## Directions
Return each line of the data below verbatim; pictures are to be left out.

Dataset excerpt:
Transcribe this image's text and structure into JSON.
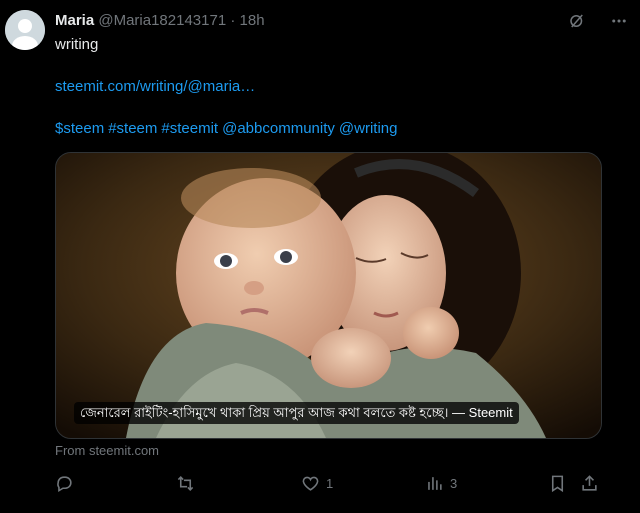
{
  "tweet": {
    "display_name": "Maria",
    "handle": "@Maria182143171",
    "separator": "·",
    "time": "18h",
    "text_line1": "writing",
    "link_text": "steemit.com/writing/@maria…",
    "hashtags": [
      "$steem",
      "#steem",
      "#steemit",
      "@abbcommunity",
      "@writing"
    ],
    "card_caption": "জেনারেল রাইটিং-হাসিমুখে থাকা প্রিয় আপুর আজ কথা বলতে কষ্ট হচ্ছে। — Steemit",
    "from_text": "From steemit.com"
  },
  "actions": {
    "reply_icon": "reply-icon",
    "retweet_icon": "retweet-icon",
    "like_icon": "heart-icon",
    "like_count": "1",
    "views_icon": "views-icon",
    "views_count": "3",
    "bookmark_icon": "bookmark-icon",
    "share_icon": "share-icon"
  },
  "colors": {
    "background": "#000000",
    "text": "#e7e9ea",
    "secondary": "#71767b",
    "link": "#1d9bf0"
  }
}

## Response to this task
Transcribe this image's text and structure into JSON.
{
  "tweet": {
    "display_name": "Maria",
    "handle": "@Maria182143171",
    "separator": "·",
    "time": "18h",
    "text_line1": "writing",
    "link_text": "steemit.com/writing/@maria…",
    "hashtags": [
      "$steem",
      "#steem",
      "#steemit",
      "@abbcommunity",
      "@writing"
    ],
    "card_caption": "জেনারেল রাইটিং-হাসিমুখে থাকা প্রিয় আপুর আজ কথা বলতে কষ্ট হচ্ছে। — Steemit",
    "from_text": "From steemit.com"
  },
  "actions": {
    "reply_icon": "reply-icon",
    "retweet_icon": "retweet-icon",
    "like_icon": "heart-icon",
    "like_count": "1",
    "views_icon": "views-icon",
    "views_count": "3",
    "bookmark_icon": "bookmark-icon",
    "share_icon": "share-icon"
  },
  "colors": {
    "background": "#000000",
    "text": "#e7e9ea",
    "secondary": "#71767b",
    "link": "#1d9bf0"
  }
}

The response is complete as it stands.